:: Written request ::
Look through the material and copy each line holding "training".

:: Records provided ::
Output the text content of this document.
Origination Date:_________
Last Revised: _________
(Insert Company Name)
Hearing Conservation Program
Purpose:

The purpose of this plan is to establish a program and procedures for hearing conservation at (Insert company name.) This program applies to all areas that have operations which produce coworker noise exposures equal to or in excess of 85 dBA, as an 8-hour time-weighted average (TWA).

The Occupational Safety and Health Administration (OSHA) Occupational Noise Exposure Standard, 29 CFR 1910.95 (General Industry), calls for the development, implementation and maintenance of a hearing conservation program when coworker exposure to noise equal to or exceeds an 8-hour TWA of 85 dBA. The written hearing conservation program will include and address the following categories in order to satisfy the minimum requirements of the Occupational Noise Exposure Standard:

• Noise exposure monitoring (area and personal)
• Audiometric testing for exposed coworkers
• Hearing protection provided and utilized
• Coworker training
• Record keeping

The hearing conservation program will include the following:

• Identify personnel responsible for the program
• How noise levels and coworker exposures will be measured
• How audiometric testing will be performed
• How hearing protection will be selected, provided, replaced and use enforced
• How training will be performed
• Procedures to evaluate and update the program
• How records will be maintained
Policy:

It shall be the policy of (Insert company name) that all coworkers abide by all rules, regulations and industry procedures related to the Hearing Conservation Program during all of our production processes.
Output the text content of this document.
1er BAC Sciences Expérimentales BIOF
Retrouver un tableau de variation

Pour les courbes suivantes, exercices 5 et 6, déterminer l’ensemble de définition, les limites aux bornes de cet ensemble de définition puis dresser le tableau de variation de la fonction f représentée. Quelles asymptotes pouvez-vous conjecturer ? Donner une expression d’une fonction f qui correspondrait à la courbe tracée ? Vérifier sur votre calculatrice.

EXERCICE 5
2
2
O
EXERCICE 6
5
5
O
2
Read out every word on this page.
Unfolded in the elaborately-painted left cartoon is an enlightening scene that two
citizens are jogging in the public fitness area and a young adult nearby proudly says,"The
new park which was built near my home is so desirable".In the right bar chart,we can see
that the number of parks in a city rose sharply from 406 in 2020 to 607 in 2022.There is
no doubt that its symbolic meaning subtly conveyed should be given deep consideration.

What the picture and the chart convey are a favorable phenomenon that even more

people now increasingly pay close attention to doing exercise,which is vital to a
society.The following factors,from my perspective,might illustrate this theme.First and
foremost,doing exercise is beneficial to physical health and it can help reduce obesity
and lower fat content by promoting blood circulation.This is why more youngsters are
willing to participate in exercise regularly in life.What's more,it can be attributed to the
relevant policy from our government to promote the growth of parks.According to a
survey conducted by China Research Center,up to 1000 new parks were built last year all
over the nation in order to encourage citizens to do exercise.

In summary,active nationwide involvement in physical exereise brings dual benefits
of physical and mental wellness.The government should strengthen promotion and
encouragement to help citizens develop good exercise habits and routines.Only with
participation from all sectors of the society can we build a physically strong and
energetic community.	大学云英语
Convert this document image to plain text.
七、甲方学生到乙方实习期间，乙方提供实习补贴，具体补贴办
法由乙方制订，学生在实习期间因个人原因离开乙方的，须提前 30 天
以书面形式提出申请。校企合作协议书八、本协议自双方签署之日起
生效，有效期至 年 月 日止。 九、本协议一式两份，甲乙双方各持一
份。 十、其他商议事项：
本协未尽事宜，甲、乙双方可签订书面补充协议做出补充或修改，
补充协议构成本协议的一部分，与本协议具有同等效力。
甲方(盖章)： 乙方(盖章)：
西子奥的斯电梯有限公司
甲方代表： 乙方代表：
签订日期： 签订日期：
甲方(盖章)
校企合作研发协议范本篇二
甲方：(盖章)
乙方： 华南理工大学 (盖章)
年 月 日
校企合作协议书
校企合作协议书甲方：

:: Result ::
• Coworker training
• How training will be performed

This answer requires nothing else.